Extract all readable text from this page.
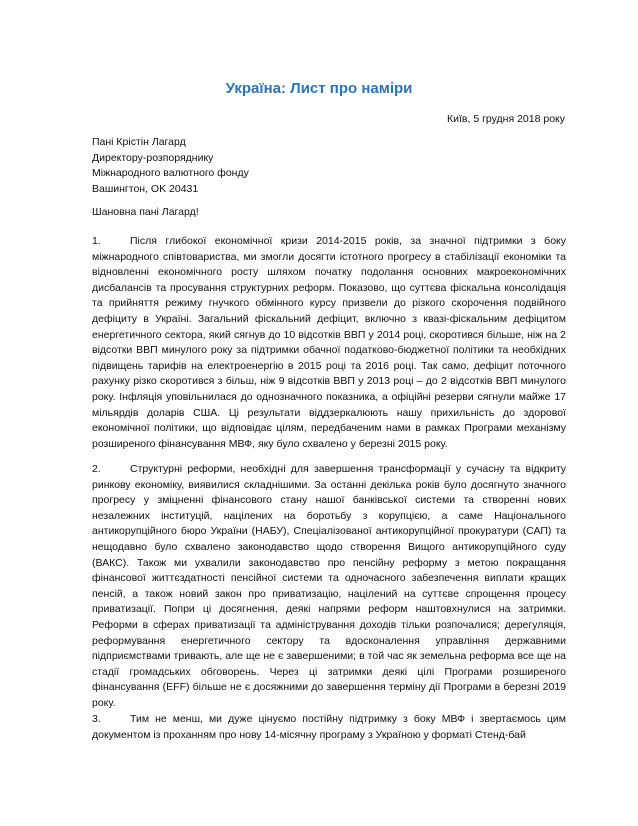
Україна: Лист про наміри

Київ, 5 грудня 2018 року

Пані Крістін Лагард
Директору-розпоряднику
Міжнародного валютного фонду
Вашингтон, OK 20431

Шановна пані Лагард!

1.	Після глибокої економічної кризи 2014-2015 років, за значної підтримки з боку міжнародного співтовариства, ми змогли досягти істотного прогресу в стабілізації економіки та відновленні економічного росту шляхом початку подолання основних макроекономічних дисбалансів та просування структурних реформ. Показово, що суттєва фіскальна консолідація та прийняття режиму гнучкого обмінного курсу призвели до різкого скорочення подвійного дефіциту в Україні. Загальний фіскальний дефіцит, включно з квазі-фіскальним дефіцитом енергетичного сектора, який сягнув до 10 відсотків ВВП у 2014 році, скоротився більше, ніж на 2 відсотки ВВП минулого року за підтримки обачної податково-бюджетної політики та необхідних підвищень тарифів на електроенергію в 2015 році та 2016 році. Так само, дефіцит поточного рахунку різко скоротився з більш, ніж 9 відсотків ВВП у 2013 році – до 2 відсотків ВВП минулого року. Інфляція уповільнилася до однозначного показника, а офіційні резерви сягнули майже 17 мільярдів доларів США. Ці результати віддзеркалюють нашу прихильність до здорової економічної політики, що відповідає цілям, передбаченим нами в рамках Програми механізму розширеного фінансування МВФ, яку було схвалено у березні 2015 року.

2.	Структурні реформи, необхідні для завершення трансформації у сучасну та відкриту ринкову економіку, виявилися складнішими. За останні декілька років було досягнуто значного прогресу у зміцненні фінансового стану нашої банківської системи та створенні нових незалежних інституцій, націлених на боротьбу з корупцією, а саме Національного антикорупційного бюро України (НАБУ), Спеціалізованої антикорупційної прокуратури (САП) та нещодавно було схвалено законодавство щодо створення Вищого антикорупційного суду (ВАКС). Також ми ухвалили законодавство про пенсійну реформу з метою покращання фінансової життєздатності пенсійної системи та одночасного забезпечення виплати кращих пенсій, а також новий закон про приватизацію, націлений на суттєве спрощення процесу приватизації. Попри ці досягнення, деякі напрями реформ наштовхнулися на затримки. Реформи в сферах приватизації та адміністрування доходів тільки розпочалися; дерегуляція, реформування енергетичного сектору та вдосконалення управління державними підприємствами тривають, але ще не є завершеними; в той час як земельна реформа все ще на стадії громадських обговорень. Через ці затримки деякі цілі Програми розширеного фінансування (EFF) більше не є досяжними до завершення терміну дії Програми в березні 2019 року.

3.	Тим не менш, ми дуже цінуємо постійну підтримку з боку МВФ і звертаємось цим документом із проханням про нову 14-місячну програму з Україною у форматі Стенд-бай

****************************************

## [Objective]
Copy out the entries verbatim and leave the images out.

## [Written solution]
Extract all readable text from this page.
Україна: Лист про наміри

Київ, 5 грудня 2018 року

Пані Крістін Лагард
Директору-розпоряднику
Міжнародного валютного фонду
Вашингтон, OK 20431

Шановна пані Лагард!

1.	Після глибокої економічної кризи 2014-2015 років, за значної підтримки з боку міжнародного співтовариства, ми змогли досягти істотного прогресу в стабілізації економіки та відновленні економічного росту шляхом початку подолання основних макроекономічних дисбалансів та просування структурних реформ. Показово, що суттєва фіскальна консолідація та прийняття режиму гнучкого обмінного курсу призвели до різкого скорочення подвійного дефіциту в Україні. Загальний фіскальний дефіцит, включно з квазі-фіскальним дефіцитом енергетичного сектора, який сягнув до 10 відсотків ВВП у 2014 році, скоротився більше, ніж на 2 відсотки ВВП минулого року за підтримки обачної податково-бюджетної політики та необхідних підвищень тарифів на електроенергію в 2015 році та 2016 році. Так само, дефіцит поточного рахунку різко скоротився з більш, ніж 9 відсотків ВВП у 2013 році – до 2 відсотків ВВП минулого року. Інфляція уповільнилася до однозначного показника, а офіційні резерви сягнули майже 17 мільярдів доларів США. Ці результати віддзеркалюють нашу прихильність до здорової економічної політики, що відповідає цілям, передбаченим нами в рамках Програми механізму розширеного фінансування МВФ, яку було схвалено у березні 2015 року.

2.	Структурні реформи, необхідні для завершення трансформації у сучасну та відкриту ринкову економіку, виявилися складнішими. За останні декілька років було досягнуто значного прогресу у зміцненні фінансового стану нашої банківської системи та створенні нових незалежних інституцій, націлених на боротьбу з корупцією, а саме Національного антикорупційного бюро України (НАБУ), Спеціалізованої антикорупційної прокуратури (САП) та нещодавно було схвалено законодавство щодо створення Вищого антикорупційного суду (ВАКС). Також ми ухвалили законодавство про пенсійну реформу з метою покращання фінансової життєздатності пенсійної системи та одночасного забезпечення виплати кращих пенсій, а також новий закон про приватизацію, націлений на суттєве спрощення процесу приватизації. Попри ці досягнення, деякі напрями реформ наштовхнулися на затримки. Реформи в сферах приватизації та адміністрування доходів тільки розпочалися; дерегуляція, реформування енергетичного сектору та вдосконалення управління державними підприємствами тривають, але ще не є завершеними; в той час як земельна реформа все ще на стадії громадських обговорень. Через ці затримки деякі цілі Програми розширеного фінансування (EFF) більше не є досяжними до завершення терміну дії Програми в березні 2019 року.

3.	Тим не менш, ми дуже цінуємо постійну підтримку з боку МВФ і звертаємось цим документом із проханням про нову 14-місячну програму з Україною у форматі Стенд-бай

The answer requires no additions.